**WHAT THIS TASK INVOLVES**
From the listing below, pull out every line where the string "data" appears.
--- Start PROVIDED ENTRIES ---
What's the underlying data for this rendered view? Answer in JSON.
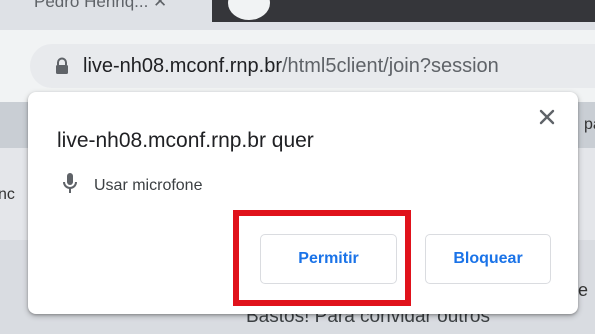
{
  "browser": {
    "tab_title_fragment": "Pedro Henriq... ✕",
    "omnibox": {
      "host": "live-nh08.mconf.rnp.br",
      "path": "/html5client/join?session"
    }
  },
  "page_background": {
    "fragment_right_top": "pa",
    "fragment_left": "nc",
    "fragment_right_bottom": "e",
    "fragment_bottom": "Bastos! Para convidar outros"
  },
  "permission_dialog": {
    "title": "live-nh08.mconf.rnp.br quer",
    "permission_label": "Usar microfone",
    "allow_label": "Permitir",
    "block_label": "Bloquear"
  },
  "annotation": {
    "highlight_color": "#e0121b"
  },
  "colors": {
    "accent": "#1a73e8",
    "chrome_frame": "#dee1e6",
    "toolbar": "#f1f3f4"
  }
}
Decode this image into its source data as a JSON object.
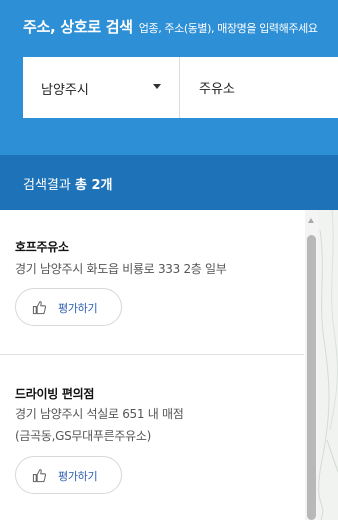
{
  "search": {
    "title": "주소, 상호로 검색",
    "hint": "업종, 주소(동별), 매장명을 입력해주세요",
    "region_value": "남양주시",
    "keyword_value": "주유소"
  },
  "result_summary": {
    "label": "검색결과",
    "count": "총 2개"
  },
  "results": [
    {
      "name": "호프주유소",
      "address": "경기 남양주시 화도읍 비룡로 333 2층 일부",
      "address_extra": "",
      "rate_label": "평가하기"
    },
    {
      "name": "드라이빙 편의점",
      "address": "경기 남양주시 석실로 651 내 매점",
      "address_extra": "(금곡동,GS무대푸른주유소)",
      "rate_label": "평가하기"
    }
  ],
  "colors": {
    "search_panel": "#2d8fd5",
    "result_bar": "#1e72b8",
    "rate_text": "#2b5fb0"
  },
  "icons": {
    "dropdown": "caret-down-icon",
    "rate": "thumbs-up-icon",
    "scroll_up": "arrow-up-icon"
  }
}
--- End PROVIDED ENTRIES ---
--- Start PROVIDED ENTRIES ---
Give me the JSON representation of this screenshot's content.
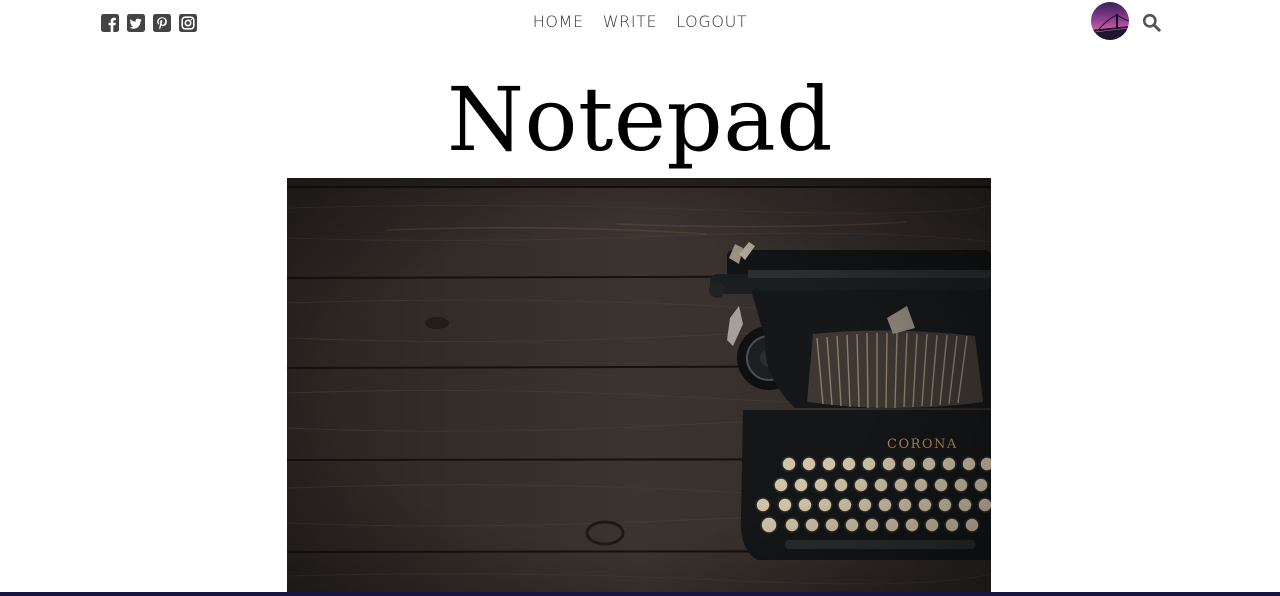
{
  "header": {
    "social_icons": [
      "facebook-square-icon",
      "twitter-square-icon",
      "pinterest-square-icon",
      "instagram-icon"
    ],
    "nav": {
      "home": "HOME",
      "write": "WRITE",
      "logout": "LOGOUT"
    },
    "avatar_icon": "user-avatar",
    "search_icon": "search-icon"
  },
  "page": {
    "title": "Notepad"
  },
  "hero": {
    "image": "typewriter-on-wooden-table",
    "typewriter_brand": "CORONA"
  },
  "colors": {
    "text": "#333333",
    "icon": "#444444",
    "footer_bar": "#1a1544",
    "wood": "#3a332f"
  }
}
--- End PROVIDED ENTRIES ---
--- Start PROVIDED ENTRIES ---
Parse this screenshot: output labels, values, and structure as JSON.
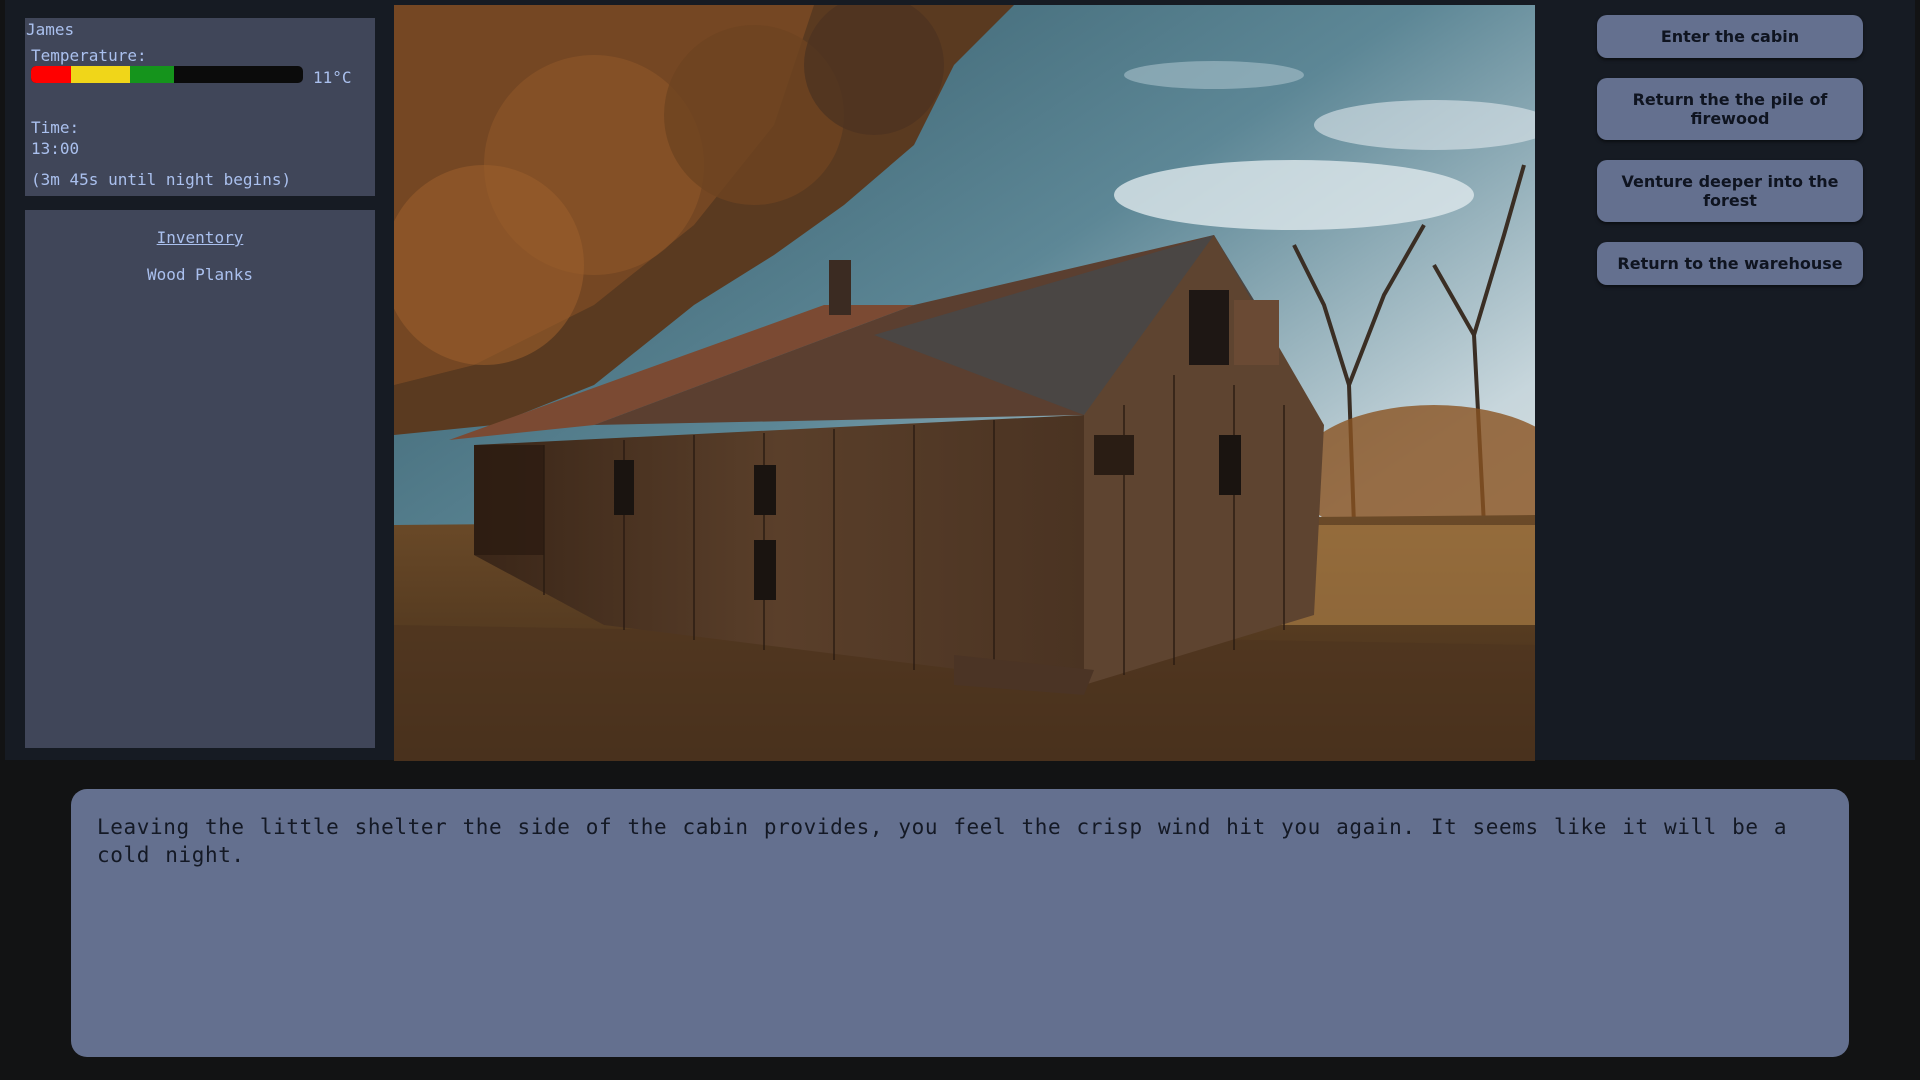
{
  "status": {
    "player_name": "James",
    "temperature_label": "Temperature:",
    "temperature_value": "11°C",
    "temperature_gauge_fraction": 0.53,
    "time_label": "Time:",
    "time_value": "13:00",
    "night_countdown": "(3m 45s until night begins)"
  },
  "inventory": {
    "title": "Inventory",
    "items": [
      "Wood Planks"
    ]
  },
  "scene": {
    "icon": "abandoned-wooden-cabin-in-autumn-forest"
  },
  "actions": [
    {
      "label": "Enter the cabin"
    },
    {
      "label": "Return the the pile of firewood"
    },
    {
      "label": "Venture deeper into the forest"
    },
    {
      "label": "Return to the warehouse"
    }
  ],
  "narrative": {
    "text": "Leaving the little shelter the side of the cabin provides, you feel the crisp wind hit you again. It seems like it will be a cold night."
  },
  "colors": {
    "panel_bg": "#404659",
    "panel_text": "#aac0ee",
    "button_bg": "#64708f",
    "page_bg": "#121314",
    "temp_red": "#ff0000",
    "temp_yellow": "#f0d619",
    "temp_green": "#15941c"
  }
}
--- End PROVIDED ENTRIES ---
**RESPONSE**
What's the underlying data for this rendered view? Answer in JSON.
Decode this image into its source data as a JSON object.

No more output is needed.